* _Short problem_
Write out the listing below again, precisely as it is given.

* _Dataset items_
>>>

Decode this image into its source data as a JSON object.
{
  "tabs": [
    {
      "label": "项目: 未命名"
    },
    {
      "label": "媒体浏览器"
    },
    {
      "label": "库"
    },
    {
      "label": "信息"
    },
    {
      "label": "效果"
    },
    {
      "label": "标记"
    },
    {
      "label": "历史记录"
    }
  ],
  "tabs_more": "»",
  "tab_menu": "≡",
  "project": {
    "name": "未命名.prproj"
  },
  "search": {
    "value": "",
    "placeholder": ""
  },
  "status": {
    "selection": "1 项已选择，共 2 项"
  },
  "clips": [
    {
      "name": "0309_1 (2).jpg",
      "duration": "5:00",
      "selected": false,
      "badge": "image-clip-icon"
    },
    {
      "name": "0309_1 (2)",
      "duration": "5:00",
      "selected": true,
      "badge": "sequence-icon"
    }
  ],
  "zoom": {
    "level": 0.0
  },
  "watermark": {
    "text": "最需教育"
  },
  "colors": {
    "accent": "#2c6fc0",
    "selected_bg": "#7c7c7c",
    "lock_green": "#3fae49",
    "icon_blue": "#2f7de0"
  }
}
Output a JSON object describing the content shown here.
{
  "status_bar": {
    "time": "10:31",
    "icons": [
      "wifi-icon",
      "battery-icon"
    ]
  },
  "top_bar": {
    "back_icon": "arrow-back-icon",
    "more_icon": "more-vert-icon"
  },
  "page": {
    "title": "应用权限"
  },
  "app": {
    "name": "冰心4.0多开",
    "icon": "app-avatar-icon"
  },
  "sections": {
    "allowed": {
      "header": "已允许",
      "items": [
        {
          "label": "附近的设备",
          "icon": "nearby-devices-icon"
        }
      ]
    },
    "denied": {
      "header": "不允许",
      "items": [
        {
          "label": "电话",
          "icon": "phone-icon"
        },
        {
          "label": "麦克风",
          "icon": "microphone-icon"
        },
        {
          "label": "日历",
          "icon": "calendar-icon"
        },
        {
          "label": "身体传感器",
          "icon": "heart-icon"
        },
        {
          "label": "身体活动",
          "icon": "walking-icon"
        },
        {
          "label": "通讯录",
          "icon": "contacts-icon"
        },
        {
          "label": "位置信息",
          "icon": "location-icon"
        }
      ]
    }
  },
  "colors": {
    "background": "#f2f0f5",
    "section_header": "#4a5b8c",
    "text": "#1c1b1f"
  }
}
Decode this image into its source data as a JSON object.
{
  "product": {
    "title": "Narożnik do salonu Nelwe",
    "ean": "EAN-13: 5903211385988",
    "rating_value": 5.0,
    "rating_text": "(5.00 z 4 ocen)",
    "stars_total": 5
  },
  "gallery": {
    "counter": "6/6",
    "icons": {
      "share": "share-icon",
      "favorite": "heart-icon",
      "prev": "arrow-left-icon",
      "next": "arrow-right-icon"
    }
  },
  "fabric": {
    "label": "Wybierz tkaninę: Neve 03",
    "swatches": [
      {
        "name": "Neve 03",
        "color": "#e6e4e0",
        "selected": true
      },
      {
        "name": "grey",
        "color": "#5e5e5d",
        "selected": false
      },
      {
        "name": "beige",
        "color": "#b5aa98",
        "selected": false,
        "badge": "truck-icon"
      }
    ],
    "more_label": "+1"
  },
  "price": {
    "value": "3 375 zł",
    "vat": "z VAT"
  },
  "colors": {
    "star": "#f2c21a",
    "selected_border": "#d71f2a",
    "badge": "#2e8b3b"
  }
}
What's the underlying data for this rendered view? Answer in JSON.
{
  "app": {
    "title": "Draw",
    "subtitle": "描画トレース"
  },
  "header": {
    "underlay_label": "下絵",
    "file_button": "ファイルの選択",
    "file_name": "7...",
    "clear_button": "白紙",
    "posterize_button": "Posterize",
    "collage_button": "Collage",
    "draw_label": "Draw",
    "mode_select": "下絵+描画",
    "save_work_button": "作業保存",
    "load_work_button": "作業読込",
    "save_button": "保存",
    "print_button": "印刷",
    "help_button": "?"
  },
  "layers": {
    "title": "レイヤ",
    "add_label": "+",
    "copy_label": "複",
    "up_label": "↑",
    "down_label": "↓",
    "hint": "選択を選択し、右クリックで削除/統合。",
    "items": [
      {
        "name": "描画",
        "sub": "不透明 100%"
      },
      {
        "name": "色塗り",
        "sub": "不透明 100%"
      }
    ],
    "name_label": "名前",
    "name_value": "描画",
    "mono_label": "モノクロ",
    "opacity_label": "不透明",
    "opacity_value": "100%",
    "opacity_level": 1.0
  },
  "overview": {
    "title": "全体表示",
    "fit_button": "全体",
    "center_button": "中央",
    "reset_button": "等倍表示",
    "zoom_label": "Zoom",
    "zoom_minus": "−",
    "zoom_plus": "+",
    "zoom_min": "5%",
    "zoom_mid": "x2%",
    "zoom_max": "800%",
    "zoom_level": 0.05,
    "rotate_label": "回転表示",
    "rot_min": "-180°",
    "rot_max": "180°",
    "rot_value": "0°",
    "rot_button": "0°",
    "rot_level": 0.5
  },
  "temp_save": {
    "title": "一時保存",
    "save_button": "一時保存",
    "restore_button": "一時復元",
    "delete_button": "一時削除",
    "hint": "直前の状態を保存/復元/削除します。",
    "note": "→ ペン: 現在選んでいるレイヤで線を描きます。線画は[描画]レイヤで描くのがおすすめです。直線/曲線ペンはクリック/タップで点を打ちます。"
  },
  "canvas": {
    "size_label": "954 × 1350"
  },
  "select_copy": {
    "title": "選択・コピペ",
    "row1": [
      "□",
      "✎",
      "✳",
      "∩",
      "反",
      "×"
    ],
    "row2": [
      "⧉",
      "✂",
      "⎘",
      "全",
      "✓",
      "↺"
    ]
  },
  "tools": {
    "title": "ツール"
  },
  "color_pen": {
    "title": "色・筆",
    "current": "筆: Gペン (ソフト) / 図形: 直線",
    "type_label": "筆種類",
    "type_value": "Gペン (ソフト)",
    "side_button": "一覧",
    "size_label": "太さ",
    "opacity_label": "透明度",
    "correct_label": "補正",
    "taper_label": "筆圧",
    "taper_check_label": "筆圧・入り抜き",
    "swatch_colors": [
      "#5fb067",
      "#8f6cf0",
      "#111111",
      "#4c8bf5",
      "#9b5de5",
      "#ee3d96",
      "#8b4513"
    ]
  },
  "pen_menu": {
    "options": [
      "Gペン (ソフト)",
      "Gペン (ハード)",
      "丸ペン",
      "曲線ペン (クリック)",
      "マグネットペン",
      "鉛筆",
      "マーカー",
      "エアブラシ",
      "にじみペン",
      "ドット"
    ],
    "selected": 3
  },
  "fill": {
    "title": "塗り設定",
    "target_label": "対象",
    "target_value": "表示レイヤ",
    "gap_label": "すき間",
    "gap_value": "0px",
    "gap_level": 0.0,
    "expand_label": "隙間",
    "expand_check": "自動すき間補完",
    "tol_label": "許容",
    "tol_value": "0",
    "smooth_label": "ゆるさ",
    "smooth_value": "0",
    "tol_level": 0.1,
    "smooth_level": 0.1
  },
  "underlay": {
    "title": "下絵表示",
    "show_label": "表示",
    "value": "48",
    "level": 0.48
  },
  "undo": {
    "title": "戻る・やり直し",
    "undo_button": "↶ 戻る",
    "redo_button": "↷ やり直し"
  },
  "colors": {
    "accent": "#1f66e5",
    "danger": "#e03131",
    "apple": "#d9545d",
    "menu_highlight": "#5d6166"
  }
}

<<<

* _Correct result_
Decode this image into its source data as a JSON object.
{
  "tabs": [
    {
      "label": "项目: 未命名"
    },
    {
      "label": "媒体浏览器"
    },
    {
      "label": "库"
    },
    {
      "label": "信息"
    },
    {
      "label": "效果"
    },
    {
      "label": "标记"
    },
    {
      "label": "历史记录"
    }
  ],
  "tabs_more": "»",
  "tab_menu": "≡",
  "project": {
    "name": "未命名.prproj"
  },
  "search": {
    "value": "",
    "placeholder": ""
  },
  "status": {
    "selection": "1 项已选择，共 2 项"
  },
  "clips": [
    {
      "name": "0309_1 (2).jpg",
      "duration": "5:00",
      "selected": false,
      "badge": "image-clip-icon"
    },
    {
      "name": "0309_1 (2)",
      "duration": "5:00",
      "selected": true,
      "badge": "sequence-icon"
    }
  ],
  "zoom": {
    "level": 0.0
  },
  "watermark": {
    "text": "最需教育"
  },
  "colors": {
    "accent": "#2c6fc0",
    "selected_bg": "#7c7c7c",
    "lock_green": "#3fae49",
    "icon_blue": "#2f7de0"
  }
}
Output a JSON object describing the content shown here.
{
  "status_bar": {
    "time": "10:31",
    "icons": [
      "wifi-icon",
      "battery-icon"
    ]
  },
  "top_bar": {
    "back_icon": "arrow-back-icon",
    "more_icon": "more-vert-icon"
  },
  "page": {
    "title": "应用权限"
  },
  "app": {
    "name": "冰心4.0多开",
    "icon": "app-avatar-icon"
  },
  "sections": {
    "allowed": {
      "header": "已允许",
      "items": [
        {
          "label": "附近的设备",
          "icon": "nearby-devices-icon"
        }
      ]
    },
    "denied": {
      "header": "不允许",
      "items": [
        {
          "label": "电话",
          "icon": "phone-icon"
        },
        {
          "label": "麦克风",
          "icon": "microphone-icon"
        },
        {
          "label": "日历",
          "icon": "calendar-icon"
        },
        {
          "label": "身体传感器",
          "icon": "heart-icon"
        },
        {
          "label": "身体活动",
          "icon": "walking-icon"
        },
        {
          "label": "通讯录",
          "icon": "contacts-icon"
        },
        {
          "label": "位置信息",
          "icon": "location-icon"
        }
      ]
    }
  },
  "colors": {
    "background": "#f2f0f5",
    "section_header": "#4a5b8c",
    "text": "#1c1b1f"
  }
}
Decode this image into its source data as a JSON object.
{
  "product": {
    "title": "Narożnik do salonu Nelwe",
    "ean": "EAN-13: 5903211385988",
    "rating_value": 5.0,
    "rating_text": "(5.00 z 4 ocen)",
    "stars_total": 5
  },
  "gallery": {
    "counter": "6/6",
    "icons": {
      "share": "share-icon",
      "favorite": "heart-icon",
      "prev": "arrow-left-icon",
      "next": "arrow-right-icon"
    }
  },
  "fabric": {
    "label": "Wybierz tkaninę: Neve 03",
    "swatches": [
      {
        "name": "Neve 03",
        "color": "#e6e4e0",
        "selected": true
      },
      {
        "name": "grey",
        "color": "#5e5e5d",
        "selected": false
      },
      {
        "name": "beige",
        "color": "#b5aa98",
        "selected": false,
        "badge": "truck-icon"
      }
    ],
    "more_label": "+1"
  },
  "price": {
    "value": "3 375 zł",
    "vat": "z VAT"
  },
  "colors": {
    "star": "#f2c21a",
    "selected_border": "#d71f2a",
    "badge": "#2e8b3b"
  }
}
What's the underlying data for this rendered view? Answer in JSON.
{
  "app": {
    "title": "Draw",
    "subtitle": "描画トレース"
  },
  "header": {
    "underlay_label": "下絵",
    "file_button": "ファイルの選択",
    "file_name": "7...",
    "clear_button": "白紙",
    "posterize_button": "Posterize",
    "collage_button": "Collage",
    "draw_label": "Draw",
    "mode_select": "下絵+描画",
    "save_work_button": "作業保存",
    "load_work_button": "作業読込",
    "save_button": "保存",
    "print_button": "印刷",
    "help_button": "?"
  },
  "layers": {
    "title": "レイヤ",
    "add_label": "+",
    "copy_label": "複",
    "up_label": "↑",
    "down_label": "↓",
    "hint": "選択を選択し、右クリックで削除/統合。",
    "items": [
      {
        "name": "描画",
        "sub": "不透明 100%"
      },
      {
        "name": "色塗り",
        "sub": "不透明 100%"
      }
    ],
    "name_label": "名前",
    "name_value": "描画",
    "mono_label": "モノクロ",
    "opacity_label": "不透明",
    "opacity_value": "100%",
    "opacity_level": 1.0
  },
  "overview": {
    "title": "全体表示",
    "fit_button": "全体",
    "center_button": "中央",
    "reset_button": "等倍表示",
    "zoom_label": "Zoom",
    "zoom_minus": "−",
    "zoom_plus": "+",
    "zoom_min": "5%",
    "zoom_mid": "x2%",
    "zoom_max": "800%",
    "zoom_level": 0.05,
    "rotate_label": "回転表示",
    "rot_min": "-180°",
    "rot_max": "180°",
    "rot_value": "0°",
    "rot_button": "0°",
    "rot_level": 0.5
  },
  "temp_save": {
    "title": "一時保存",
    "save_button": "一時保存",
    "restore_button": "一時復元",
    "delete_button": "一時削除",
    "hint": "直前の状態を保存/復元/削除します。",
    "note": "→ ペン: 現在選んでいるレイヤで線を描きます。線画は[描画]レイヤで描くのがおすすめです。直線/曲線ペンはクリック/タップで点を打ちます。"
  },
  "canvas": {
    "size_label": "954 × 1350"
  },
  "select_copy": {
    "title": "選択・コピペ",
    "row1": [
      "□",
      "✎",
      "✳",
      "∩",
      "反",
      "×"
    ],
    "row2": [
      "⧉",
      "✂",
      "⎘",
      "全",
      "✓",
      "↺"
    ]
  },
  "tools": {
    "title": "ツール"
  },
  "color_pen": {
    "title": "色・筆",
    "current": "筆: Gペン (ソフト) / 図形: 直線",
    "type_label": "筆種類",
    "type_value": "Gペン (ソフト)",
    "side_button": "一覧",
    "size_label": "太さ",
    "opacity_label": "透明度",
    "correct_label": "補正",
    "taper_label": "筆圧",
    "taper_check_label": "筆圧・入り抜き",
    "swatch_colors": [
      "#5fb067",
      "#8f6cf0",
      "#111111",
      "#4c8bf5",
      "#9b5de5",
      "#ee3d96",
      "#8b4513"
    ]
  },
  "pen_menu": {
    "options": [
      "Gペン (ソフト)",
      "Gペン (ハード)",
      "丸ペン",
      "曲線ペン (クリック)",
      "マグネットペン",
      "鉛筆",
      "マーカー",
      "エアブラシ",
      "にじみペン",
      "ドット"
    ],
    "selected": 3
  },
  "fill": {
    "title": "塗り設定",
    "target_label": "対象",
    "target_value": "表示レイヤ",
    "gap_label": "すき間",
    "gap_value": "0px",
    "gap_level": 0.0,
    "expand_label": "隙間",
    "expand_check": "自動すき間補完",
    "tol_label": "許容",
    "tol_value": "0",
    "smooth_label": "ゆるさ",
    "smooth_value": "0",
    "tol_level": 0.1,
    "smooth_level": 0.1
  },
  "underlay": {
    "title": "下絵表示",
    "show_label": "表示",
    "value": "48",
    "level": 0.48
  },
  "undo": {
    "title": "戻る・やり直し",
    "undo_button": "↶ 戻る",
    "redo_button": "↷ やり直し"
  },
  "colors": {
    "accent": "#1f66e5",
    "danger": "#e03131",
    "apple": "#d9545d",
    "menu_highlight": "#5d6166"
  }
}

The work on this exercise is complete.